[Start of Dataset extract]
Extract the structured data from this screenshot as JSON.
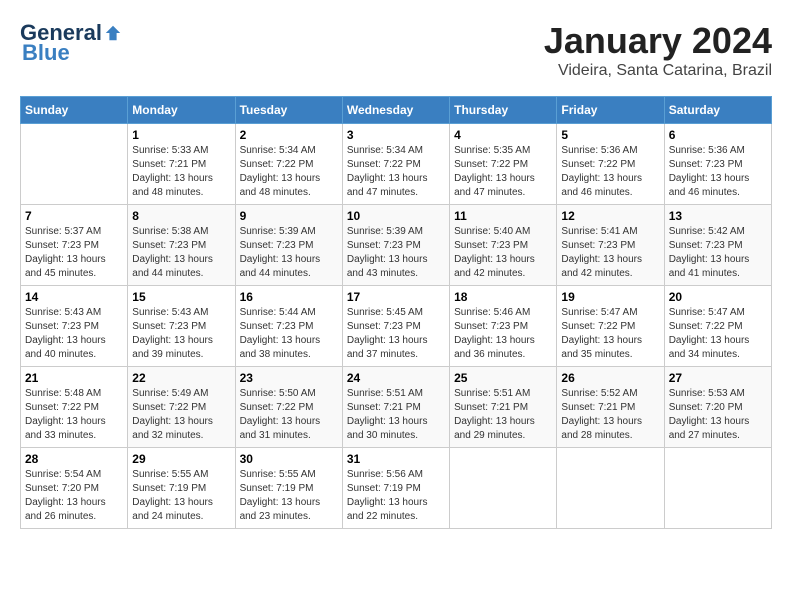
{
  "header": {
    "logo": {
      "general": "General",
      "blue": "Blue"
    },
    "title": "January 2024",
    "location": "Videira, Santa Catarina, Brazil"
  },
  "columns": [
    "Sunday",
    "Monday",
    "Tuesday",
    "Wednesday",
    "Thursday",
    "Friday",
    "Saturday"
  ],
  "weeks": [
    [
      {
        "day": "",
        "sunrise": "",
        "sunset": "",
        "daylight": ""
      },
      {
        "day": "1",
        "sunrise": "Sunrise: 5:33 AM",
        "sunset": "Sunset: 7:21 PM",
        "daylight": "Daylight: 13 hours and 48 minutes."
      },
      {
        "day": "2",
        "sunrise": "Sunrise: 5:34 AM",
        "sunset": "Sunset: 7:22 PM",
        "daylight": "Daylight: 13 hours and 48 minutes."
      },
      {
        "day": "3",
        "sunrise": "Sunrise: 5:34 AM",
        "sunset": "Sunset: 7:22 PM",
        "daylight": "Daylight: 13 hours and 47 minutes."
      },
      {
        "day": "4",
        "sunrise": "Sunrise: 5:35 AM",
        "sunset": "Sunset: 7:22 PM",
        "daylight": "Daylight: 13 hours and 47 minutes."
      },
      {
        "day": "5",
        "sunrise": "Sunrise: 5:36 AM",
        "sunset": "Sunset: 7:22 PM",
        "daylight": "Daylight: 13 hours and 46 minutes."
      },
      {
        "day": "6",
        "sunrise": "Sunrise: 5:36 AM",
        "sunset": "Sunset: 7:23 PM",
        "daylight": "Daylight: 13 hours and 46 minutes."
      }
    ],
    [
      {
        "day": "7",
        "sunrise": "Sunrise: 5:37 AM",
        "sunset": "Sunset: 7:23 PM",
        "daylight": "Daylight: 13 hours and 45 minutes."
      },
      {
        "day": "8",
        "sunrise": "Sunrise: 5:38 AM",
        "sunset": "Sunset: 7:23 PM",
        "daylight": "Daylight: 13 hours and 44 minutes."
      },
      {
        "day": "9",
        "sunrise": "Sunrise: 5:39 AM",
        "sunset": "Sunset: 7:23 PM",
        "daylight": "Daylight: 13 hours and 44 minutes."
      },
      {
        "day": "10",
        "sunrise": "Sunrise: 5:39 AM",
        "sunset": "Sunset: 7:23 PM",
        "daylight": "Daylight: 13 hours and 43 minutes."
      },
      {
        "day": "11",
        "sunrise": "Sunrise: 5:40 AM",
        "sunset": "Sunset: 7:23 PM",
        "daylight": "Daylight: 13 hours and 42 minutes."
      },
      {
        "day": "12",
        "sunrise": "Sunrise: 5:41 AM",
        "sunset": "Sunset: 7:23 PM",
        "daylight": "Daylight: 13 hours and 42 minutes."
      },
      {
        "day": "13",
        "sunrise": "Sunrise: 5:42 AM",
        "sunset": "Sunset: 7:23 PM",
        "daylight": "Daylight: 13 hours and 41 minutes."
      }
    ],
    [
      {
        "day": "14",
        "sunrise": "Sunrise: 5:43 AM",
        "sunset": "Sunset: 7:23 PM",
        "daylight": "Daylight: 13 hours and 40 minutes."
      },
      {
        "day": "15",
        "sunrise": "Sunrise: 5:43 AM",
        "sunset": "Sunset: 7:23 PM",
        "daylight": "Daylight: 13 hours and 39 minutes."
      },
      {
        "day": "16",
        "sunrise": "Sunrise: 5:44 AM",
        "sunset": "Sunset: 7:23 PM",
        "daylight": "Daylight: 13 hours and 38 minutes."
      },
      {
        "day": "17",
        "sunrise": "Sunrise: 5:45 AM",
        "sunset": "Sunset: 7:23 PM",
        "daylight": "Daylight: 13 hours and 37 minutes."
      },
      {
        "day": "18",
        "sunrise": "Sunrise: 5:46 AM",
        "sunset": "Sunset: 7:23 PM",
        "daylight": "Daylight: 13 hours and 36 minutes."
      },
      {
        "day": "19",
        "sunrise": "Sunrise: 5:47 AM",
        "sunset": "Sunset: 7:22 PM",
        "daylight": "Daylight: 13 hours and 35 minutes."
      },
      {
        "day": "20",
        "sunrise": "Sunrise: 5:47 AM",
        "sunset": "Sunset: 7:22 PM",
        "daylight": "Daylight: 13 hours and 34 minutes."
      }
    ],
    [
      {
        "day": "21",
        "sunrise": "Sunrise: 5:48 AM",
        "sunset": "Sunset: 7:22 PM",
        "daylight": "Daylight: 13 hours and 33 minutes."
      },
      {
        "day": "22",
        "sunrise": "Sunrise: 5:49 AM",
        "sunset": "Sunset: 7:22 PM",
        "daylight": "Daylight: 13 hours and 32 minutes."
      },
      {
        "day": "23",
        "sunrise": "Sunrise: 5:50 AM",
        "sunset": "Sunset: 7:22 PM",
        "daylight": "Daylight: 13 hours and 31 minutes."
      },
      {
        "day": "24",
        "sunrise": "Sunrise: 5:51 AM",
        "sunset": "Sunset: 7:21 PM",
        "daylight": "Daylight: 13 hours and 30 minutes."
      },
      {
        "day": "25",
        "sunrise": "Sunrise: 5:51 AM",
        "sunset": "Sunset: 7:21 PM",
        "daylight": "Daylight: 13 hours and 29 minutes."
      },
      {
        "day": "26",
        "sunrise": "Sunrise: 5:52 AM",
        "sunset": "Sunset: 7:21 PM",
        "daylight": "Daylight: 13 hours and 28 minutes."
      },
      {
        "day": "27",
        "sunrise": "Sunrise: 5:53 AM",
        "sunset": "Sunset: 7:20 PM",
        "daylight": "Daylight: 13 hours and 27 minutes."
      }
    ],
    [
      {
        "day": "28",
        "sunrise": "Sunrise: 5:54 AM",
        "sunset": "Sunset: 7:20 PM",
        "daylight": "Daylight: 13 hours and 26 minutes."
      },
      {
        "day": "29",
        "sunrise": "Sunrise: 5:55 AM",
        "sunset": "Sunset: 7:19 PM",
        "daylight": "Daylight: 13 hours and 24 minutes."
      },
      {
        "day": "30",
        "sunrise": "Sunrise: 5:55 AM",
        "sunset": "Sunset: 7:19 PM",
        "daylight": "Daylight: 13 hours and 23 minutes."
      },
      {
        "day": "31",
        "sunrise": "Sunrise: 5:56 AM",
        "sunset": "Sunset: 7:19 PM",
        "daylight": "Daylight: 13 hours and 22 minutes."
      },
      {
        "day": "",
        "sunrise": "",
        "sunset": "",
        "daylight": ""
      },
      {
        "day": "",
        "sunrise": "",
        "sunset": "",
        "daylight": ""
      },
      {
        "day": "",
        "sunrise": "",
        "sunset": "",
        "daylight": ""
      }
    ]
  ]
}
[End of Dataset extract]
> **What is asked**
Repeat the lines above exactly, and keep every picture out.

> **Correct answer**
Extract the structured data from this screenshot as JSON.
{
  "header": {
    "logo": {
      "general": "General",
      "blue": "Blue"
    },
    "title": "January 2024",
    "location": "Videira, Santa Catarina, Brazil"
  },
  "columns": [
    "Sunday",
    "Monday",
    "Tuesday",
    "Wednesday",
    "Thursday",
    "Friday",
    "Saturday"
  ],
  "weeks": [
    [
      {
        "day": "",
        "sunrise": "",
        "sunset": "",
        "daylight": ""
      },
      {
        "day": "1",
        "sunrise": "Sunrise: 5:33 AM",
        "sunset": "Sunset: 7:21 PM",
        "daylight": "Daylight: 13 hours and 48 minutes."
      },
      {
        "day": "2",
        "sunrise": "Sunrise: 5:34 AM",
        "sunset": "Sunset: 7:22 PM",
        "daylight": "Daylight: 13 hours and 48 minutes."
      },
      {
        "day": "3",
        "sunrise": "Sunrise: 5:34 AM",
        "sunset": "Sunset: 7:22 PM",
        "daylight": "Daylight: 13 hours and 47 minutes."
      },
      {
        "day": "4",
        "sunrise": "Sunrise: 5:35 AM",
        "sunset": "Sunset: 7:22 PM",
        "daylight": "Daylight: 13 hours and 47 minutes."
      },
      {
        "day": "5",
        "sunrise": "Sunrise: 5:36 AM",
        "sunset": "Sunset: 7:22 PM",
        "daylight": "Daylight: 13 hours and 46 minutes."
      },
      {
        "day": "6",
        "sunrise": "Sunrise: 5:36 AM",
        "sunset": "Sunset: 7:23 PM",
        "daylight": "Daylight: 13 hours and 46 minutes."
      }
    ],
    [
      {
        "day": "7",
        "sunrise": "Sunrise: 5:37 AM",
        "sunset": "Sunset: 7:23 PM",
        "daylight": "Daylight: 13 hours and 45 minutes."
      },
      {
        "day": "8",
        "sunrise": "Sunrise: 5:38 AM",
        "sunset": "Sunset: 7:23 PM",
        "daylight": "Daylight: 13 hours and 44 minutes."
      },
      {
        "day": "9",
        "sunrise": "Sunrise: 5:39 AM",
        "sunset": "Sunset: 7:23 PM",
        "daylight": "Daylight: 13 hours and 44 minutes."
      },
      {
        "day": "10",
        "sunrise": "Sunrise: 5:39 AM",
        "sunset": "Sunset: 7:23 PM",
        "daylight": "Daylight: 13 hours and 43 minutes."
      },
      {
        "day": "11",
        "sunrise": "Sunrise: 5:40 AM",
        "sunset": "Sunset: 7:23 PM",
        "daylight": "Daylight: 13 hours and 42 minutes."
      },
      {
        "day": "12",
        "sunrise": "Sunrise: 5:41 AM",
        "sunset": "Sunset: 7:23 PM",
        "daylight": "Daylight: 13 hours and 42 minutes."
      },
      {
        "day": "13",
        "sunrise": "Sunrise: 5:42 AM",
        "sunset": "Sunset: 7:23 PM",
        "daylight": "Daylight: 13 hours and 41 minutes."
      }
    ],
    [
      {
        "day": "14",
        "sunrise": "Sunrise: 5:43 AM",
        "sunset": "Sunset: 7:23 PM",
        "daylight": "Daylight: 13 hours and 40 minutes."
      },
      {
        "day": "15",
        "sunrise": "Sunrise: 5:43 AM",
        "sunset": "Sunset: 7:23 PM",
        "daylight": "Daylight: 13 hours and 39 minutes."
      },
      {
        "day": "16",
        "sunrise": "Sunrise: 5:44 AM",
        "sunset": "Sunset: 7:23 PM",
        "daylight": "Daylight: 13 hours and 38 minutes."
      },
      {
        "day": "17",
        "sunrise": "Sunrise: 5:45 AM",
        "sunset": "Sunset: 7:23 PM",
        "daylight": "Daylight: 13 hours and 37 minutes."
      },
      {
        "day": "18",
        "sunrise": "Sunrise: 5:46 AM",
        "sunset": "Sunset: 7:23 PM",
        "daylight": "Daylight: 13 hours and 36 minutes."
      },
      {
        "day": "19",
        "sunrise": "Sunrise: 5:47 AM",
        "sunset": "Sunset: 7:22 PM",
        "daylight": "Daylight: 13 hours and 35 minutes."
      },
      {
        "day": "20",
        "sunrise": "Sunrise: 5:47 AM",
        "sunset": "Sunset: 7:22 PM",
        "daylight": "Daylight: 13 hours and 34 minutes."
      }
    ],
    [
      {
        "day": "21",
        "sunrise": "Sunrise: 5:48 AM",
        "sunset": "Sunset: 7:22 PM",
        "daylight": "Daylight: 13 hours and 33 minutes."
      },
      {
        "day": "22",
        "sunrise": "Sunrise: 5:49 AM",
        "sunset": "Sunset: 7:22 PM",
        "daylight": "Daylight: 13 hours and 32 minutes."
      },
      {
        "day": "23",
        "sunrise": "Sunrise: 5:50 AM",
        "sunset": "Sunset: 7:22 PM",
        "daylight": "Daylight: 13 hours and 31 minutes."
      },
      {
        "day": "24",
        "sunrise": "Sunrise: 5:51 AM",
        "sunset": "Sunset: 7:21 PM",
        "daylight": "Daylight: 13 hours and 30 minutes."
      },
      {
        "day": "25",
        "sunrise": "Sunrise: 5:51 AM",
        "sunset": "Sunset: 7:21 PM",
        "daylight": "Daylight: 13 hours and 29 minutes."
      },
      {
        "day": "26",
        "sunrise": "Sunrise: 5:52 AM",
        "sunset": "Sunset: 7:21 PM",
        "daylight": "Daylight: 13 hours and 28 minutes."
      },
      {
        "day": "27",
        "sunrise": "Sunrise: 5:53 AM",
        "sunset": "Sunset: 7:20 PM",
        "daylight": "Daylight: 13 hours and 27 minutes."
      }
    ],
    [
      {
        "day": "28",
        "sunrise": "Sunrise: 5:54 AM",
        "sunset": "Sunset: 7:20 PM",
        "daylight": "Daylight: 13 hours and 26 minutes."
      },
      {
        "day": "29",
        "sunrise": "Sunrise: 5:55 AM",
        "sunset": "Sunset: 7:19 PM",
        "daylight": "Daylight: 13 hours and 24 minutes."
      },
      {
        "day": "30",
        "sunrise": "Sunrise: 5:55 AM",
        "sunset": "Sunset: 7:19 PM",
        "daylight": "Daylight: 13 hours and 23 minutes."
      },
      {
        "day": "31",
        "sunrise": "Sunrise: 5:56 AM",
        "sunset": "Sunset: 7:19 PM",
        "daylight": "Daylight: 13 hours and 22 minutes."
      },
      {
        "day": "",
        "sunrise": "",
        "sunset": "",
        "daylight": ""
      },
      {
        "day": "",
        "sunrise": "",
        "sunset": "",
        "daylight": ""
      },
      {
        "day": "",
        "sunrise": "",
        "sunset": "",
        "daylight": ""
      }
    ]
  ]
}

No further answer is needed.